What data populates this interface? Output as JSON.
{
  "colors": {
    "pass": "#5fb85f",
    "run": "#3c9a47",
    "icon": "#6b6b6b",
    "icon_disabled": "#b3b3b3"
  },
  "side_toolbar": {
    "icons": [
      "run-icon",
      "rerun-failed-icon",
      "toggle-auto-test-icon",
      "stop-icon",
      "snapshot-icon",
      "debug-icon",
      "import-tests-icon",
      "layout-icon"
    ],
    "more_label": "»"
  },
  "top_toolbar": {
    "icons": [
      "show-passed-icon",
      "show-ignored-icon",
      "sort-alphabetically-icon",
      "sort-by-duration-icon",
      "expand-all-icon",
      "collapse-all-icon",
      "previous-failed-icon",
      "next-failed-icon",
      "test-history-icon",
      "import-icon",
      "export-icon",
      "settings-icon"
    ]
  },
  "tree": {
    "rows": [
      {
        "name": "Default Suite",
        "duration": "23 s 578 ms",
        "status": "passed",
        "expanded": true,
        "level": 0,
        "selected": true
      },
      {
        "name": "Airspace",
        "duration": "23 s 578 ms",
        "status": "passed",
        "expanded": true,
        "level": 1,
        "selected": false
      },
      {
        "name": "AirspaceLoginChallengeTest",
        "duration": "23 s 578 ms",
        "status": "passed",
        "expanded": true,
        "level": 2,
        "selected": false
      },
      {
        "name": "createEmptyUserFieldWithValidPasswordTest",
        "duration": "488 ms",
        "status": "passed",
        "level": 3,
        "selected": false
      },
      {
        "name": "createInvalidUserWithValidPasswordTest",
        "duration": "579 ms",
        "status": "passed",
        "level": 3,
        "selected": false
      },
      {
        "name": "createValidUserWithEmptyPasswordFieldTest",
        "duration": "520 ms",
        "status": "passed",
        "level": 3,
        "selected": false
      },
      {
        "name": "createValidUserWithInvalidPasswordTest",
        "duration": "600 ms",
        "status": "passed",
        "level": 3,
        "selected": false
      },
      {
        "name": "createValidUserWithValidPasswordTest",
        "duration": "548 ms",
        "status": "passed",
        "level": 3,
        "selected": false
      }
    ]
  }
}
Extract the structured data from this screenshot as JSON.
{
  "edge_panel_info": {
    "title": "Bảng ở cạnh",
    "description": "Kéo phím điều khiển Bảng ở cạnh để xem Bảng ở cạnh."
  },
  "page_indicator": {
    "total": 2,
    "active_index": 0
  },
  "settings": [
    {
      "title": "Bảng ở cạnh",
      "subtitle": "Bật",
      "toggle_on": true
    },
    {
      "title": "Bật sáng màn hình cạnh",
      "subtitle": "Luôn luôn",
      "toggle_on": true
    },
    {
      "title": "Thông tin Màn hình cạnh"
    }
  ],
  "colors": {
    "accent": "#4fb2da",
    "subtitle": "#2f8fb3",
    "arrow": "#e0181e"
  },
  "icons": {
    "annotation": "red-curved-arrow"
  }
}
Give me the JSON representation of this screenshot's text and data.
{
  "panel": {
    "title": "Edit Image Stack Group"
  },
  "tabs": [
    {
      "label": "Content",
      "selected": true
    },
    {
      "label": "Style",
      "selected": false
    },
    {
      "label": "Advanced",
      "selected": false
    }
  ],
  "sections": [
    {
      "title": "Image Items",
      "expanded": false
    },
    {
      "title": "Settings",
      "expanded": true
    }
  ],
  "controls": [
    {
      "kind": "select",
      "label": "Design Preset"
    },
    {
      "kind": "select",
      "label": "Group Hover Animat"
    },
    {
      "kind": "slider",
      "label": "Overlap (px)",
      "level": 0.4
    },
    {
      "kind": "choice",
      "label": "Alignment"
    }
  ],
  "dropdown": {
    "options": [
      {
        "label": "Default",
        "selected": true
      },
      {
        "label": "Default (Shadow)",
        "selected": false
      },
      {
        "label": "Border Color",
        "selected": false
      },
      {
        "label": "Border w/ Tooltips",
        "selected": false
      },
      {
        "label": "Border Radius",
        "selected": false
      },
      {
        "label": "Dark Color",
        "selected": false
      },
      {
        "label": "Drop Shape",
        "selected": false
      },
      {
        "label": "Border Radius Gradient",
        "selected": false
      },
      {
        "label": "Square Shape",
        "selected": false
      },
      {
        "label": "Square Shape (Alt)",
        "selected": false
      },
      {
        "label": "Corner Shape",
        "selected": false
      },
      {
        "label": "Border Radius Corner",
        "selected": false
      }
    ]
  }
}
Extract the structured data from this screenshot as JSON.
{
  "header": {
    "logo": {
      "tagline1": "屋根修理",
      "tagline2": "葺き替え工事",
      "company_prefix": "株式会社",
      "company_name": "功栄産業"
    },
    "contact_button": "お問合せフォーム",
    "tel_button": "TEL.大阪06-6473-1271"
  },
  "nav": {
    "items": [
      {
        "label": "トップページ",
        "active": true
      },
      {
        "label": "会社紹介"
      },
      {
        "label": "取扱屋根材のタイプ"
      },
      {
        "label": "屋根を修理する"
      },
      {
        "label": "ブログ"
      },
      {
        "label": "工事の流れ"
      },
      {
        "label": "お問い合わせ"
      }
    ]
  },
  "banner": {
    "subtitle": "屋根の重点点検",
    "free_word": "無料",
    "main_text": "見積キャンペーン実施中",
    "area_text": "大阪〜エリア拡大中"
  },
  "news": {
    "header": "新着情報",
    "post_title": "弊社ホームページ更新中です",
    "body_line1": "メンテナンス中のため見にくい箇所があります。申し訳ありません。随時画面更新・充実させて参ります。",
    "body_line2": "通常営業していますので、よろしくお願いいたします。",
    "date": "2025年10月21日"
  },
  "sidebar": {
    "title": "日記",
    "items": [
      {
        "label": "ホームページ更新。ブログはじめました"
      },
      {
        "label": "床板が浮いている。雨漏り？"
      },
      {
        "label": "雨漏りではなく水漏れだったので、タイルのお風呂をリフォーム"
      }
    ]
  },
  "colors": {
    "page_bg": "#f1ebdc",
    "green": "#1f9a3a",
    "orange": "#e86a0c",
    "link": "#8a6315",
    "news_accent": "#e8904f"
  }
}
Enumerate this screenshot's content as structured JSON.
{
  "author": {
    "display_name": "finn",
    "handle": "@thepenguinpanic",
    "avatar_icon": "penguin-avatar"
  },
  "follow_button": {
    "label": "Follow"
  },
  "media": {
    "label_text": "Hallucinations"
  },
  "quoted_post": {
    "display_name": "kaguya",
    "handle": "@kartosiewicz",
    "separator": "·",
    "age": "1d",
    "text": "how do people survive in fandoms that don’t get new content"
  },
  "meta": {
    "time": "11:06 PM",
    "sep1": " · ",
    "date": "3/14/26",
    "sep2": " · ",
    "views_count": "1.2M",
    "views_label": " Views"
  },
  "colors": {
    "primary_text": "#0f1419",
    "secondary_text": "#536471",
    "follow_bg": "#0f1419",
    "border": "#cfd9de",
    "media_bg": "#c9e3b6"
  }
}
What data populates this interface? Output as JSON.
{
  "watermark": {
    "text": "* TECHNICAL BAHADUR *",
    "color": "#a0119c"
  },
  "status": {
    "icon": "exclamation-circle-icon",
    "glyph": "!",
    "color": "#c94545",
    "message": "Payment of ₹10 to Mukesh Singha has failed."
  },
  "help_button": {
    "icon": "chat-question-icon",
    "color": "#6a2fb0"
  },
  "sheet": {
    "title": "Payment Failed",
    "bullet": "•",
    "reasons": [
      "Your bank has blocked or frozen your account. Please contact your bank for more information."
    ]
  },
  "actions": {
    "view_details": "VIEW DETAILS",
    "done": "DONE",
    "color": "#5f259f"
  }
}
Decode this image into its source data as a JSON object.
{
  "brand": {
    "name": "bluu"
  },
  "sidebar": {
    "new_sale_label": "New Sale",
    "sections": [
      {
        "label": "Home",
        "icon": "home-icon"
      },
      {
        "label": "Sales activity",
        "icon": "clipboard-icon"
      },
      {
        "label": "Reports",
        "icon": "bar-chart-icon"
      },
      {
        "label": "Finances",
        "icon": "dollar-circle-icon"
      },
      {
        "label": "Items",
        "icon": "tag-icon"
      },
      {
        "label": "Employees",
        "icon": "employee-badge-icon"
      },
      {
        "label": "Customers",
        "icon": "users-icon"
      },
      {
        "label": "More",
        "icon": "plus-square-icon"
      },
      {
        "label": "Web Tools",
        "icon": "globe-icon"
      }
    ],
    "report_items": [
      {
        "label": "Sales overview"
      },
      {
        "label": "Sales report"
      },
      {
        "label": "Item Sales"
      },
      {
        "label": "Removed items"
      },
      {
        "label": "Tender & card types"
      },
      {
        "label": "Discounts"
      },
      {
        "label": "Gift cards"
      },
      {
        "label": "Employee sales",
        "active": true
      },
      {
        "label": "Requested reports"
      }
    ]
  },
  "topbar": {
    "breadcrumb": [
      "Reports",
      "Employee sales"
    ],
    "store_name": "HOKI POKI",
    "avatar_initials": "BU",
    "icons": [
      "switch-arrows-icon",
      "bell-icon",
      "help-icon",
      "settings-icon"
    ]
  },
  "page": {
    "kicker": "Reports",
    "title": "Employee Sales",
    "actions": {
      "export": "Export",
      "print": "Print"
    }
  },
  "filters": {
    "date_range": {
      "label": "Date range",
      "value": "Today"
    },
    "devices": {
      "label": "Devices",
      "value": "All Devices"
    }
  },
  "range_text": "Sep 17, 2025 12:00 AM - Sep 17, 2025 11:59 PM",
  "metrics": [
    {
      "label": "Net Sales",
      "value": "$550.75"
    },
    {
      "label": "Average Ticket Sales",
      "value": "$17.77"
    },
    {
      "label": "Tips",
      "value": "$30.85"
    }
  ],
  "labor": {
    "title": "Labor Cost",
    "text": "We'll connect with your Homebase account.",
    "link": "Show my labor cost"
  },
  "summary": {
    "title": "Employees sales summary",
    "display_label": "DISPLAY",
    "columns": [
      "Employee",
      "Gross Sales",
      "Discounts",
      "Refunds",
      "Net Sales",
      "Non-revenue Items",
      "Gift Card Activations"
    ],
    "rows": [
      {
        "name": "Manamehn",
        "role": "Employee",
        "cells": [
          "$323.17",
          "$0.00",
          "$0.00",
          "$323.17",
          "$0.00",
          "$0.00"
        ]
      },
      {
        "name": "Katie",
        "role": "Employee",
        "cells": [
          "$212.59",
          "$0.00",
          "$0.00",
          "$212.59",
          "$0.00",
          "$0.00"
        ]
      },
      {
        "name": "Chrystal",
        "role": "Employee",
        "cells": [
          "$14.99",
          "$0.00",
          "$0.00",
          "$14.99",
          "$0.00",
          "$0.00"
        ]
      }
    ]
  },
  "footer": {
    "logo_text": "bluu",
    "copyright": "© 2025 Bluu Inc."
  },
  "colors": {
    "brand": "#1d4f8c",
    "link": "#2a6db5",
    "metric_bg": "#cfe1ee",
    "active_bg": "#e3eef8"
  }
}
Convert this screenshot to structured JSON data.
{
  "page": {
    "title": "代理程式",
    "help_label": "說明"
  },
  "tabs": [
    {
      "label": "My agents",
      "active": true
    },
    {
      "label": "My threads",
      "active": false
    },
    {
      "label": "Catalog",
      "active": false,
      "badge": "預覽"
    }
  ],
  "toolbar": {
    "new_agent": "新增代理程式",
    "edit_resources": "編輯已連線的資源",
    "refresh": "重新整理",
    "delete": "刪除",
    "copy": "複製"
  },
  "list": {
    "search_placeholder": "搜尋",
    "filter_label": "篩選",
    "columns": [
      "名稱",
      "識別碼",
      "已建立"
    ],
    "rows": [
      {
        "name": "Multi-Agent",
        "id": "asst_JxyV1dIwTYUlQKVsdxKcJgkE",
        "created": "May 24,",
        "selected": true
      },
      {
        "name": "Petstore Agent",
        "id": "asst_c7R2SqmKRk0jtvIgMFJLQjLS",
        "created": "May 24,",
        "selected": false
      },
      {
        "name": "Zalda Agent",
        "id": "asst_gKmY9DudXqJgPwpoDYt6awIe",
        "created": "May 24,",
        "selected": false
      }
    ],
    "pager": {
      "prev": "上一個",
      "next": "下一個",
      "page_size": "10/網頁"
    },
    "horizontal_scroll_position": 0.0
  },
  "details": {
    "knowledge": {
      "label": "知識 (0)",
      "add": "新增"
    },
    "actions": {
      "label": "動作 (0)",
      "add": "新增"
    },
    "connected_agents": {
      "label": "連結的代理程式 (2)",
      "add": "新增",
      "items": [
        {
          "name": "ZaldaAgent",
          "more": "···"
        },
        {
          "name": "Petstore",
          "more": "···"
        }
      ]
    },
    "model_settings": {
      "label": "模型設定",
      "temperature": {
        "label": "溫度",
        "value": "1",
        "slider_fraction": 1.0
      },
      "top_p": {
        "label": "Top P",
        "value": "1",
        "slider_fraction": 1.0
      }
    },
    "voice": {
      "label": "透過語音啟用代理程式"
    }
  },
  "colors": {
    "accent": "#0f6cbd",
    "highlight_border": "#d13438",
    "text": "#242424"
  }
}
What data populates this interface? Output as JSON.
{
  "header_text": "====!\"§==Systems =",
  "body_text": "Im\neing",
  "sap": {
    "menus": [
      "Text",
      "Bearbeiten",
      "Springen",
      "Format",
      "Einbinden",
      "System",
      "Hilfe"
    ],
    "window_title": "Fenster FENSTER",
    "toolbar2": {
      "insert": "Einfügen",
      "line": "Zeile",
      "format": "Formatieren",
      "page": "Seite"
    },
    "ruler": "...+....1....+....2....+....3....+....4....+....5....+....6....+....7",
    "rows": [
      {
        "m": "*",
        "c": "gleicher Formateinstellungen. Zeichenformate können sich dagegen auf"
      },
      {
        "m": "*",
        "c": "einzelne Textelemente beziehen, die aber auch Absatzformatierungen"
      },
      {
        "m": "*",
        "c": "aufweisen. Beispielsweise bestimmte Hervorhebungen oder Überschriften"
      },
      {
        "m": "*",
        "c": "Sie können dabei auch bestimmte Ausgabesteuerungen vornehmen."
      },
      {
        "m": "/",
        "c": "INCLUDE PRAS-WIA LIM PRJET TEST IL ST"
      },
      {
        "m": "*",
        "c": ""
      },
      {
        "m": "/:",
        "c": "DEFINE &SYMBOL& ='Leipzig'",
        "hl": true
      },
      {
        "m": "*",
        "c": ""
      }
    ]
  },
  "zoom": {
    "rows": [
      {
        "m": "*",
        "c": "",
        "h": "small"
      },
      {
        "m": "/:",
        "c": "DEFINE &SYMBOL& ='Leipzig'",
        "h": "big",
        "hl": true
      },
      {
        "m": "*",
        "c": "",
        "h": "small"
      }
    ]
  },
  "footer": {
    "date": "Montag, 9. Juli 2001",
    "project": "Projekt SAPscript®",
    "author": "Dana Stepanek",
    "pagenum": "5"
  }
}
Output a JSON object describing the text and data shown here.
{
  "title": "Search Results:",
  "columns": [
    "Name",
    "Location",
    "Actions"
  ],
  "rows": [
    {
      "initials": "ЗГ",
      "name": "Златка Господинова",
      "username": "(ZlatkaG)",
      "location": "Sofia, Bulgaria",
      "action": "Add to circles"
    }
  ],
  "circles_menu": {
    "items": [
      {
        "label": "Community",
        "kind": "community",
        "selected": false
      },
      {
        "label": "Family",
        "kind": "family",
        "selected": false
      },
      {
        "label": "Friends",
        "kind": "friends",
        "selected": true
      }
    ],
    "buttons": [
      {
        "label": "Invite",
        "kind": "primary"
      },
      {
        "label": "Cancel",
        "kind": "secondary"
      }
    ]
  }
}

★ ★ ★ ★ ★ ★ ★

▶ [Brief]: Find how many lines in the records contain the string "Group", then give the number alone.

▶ [Output below]: 2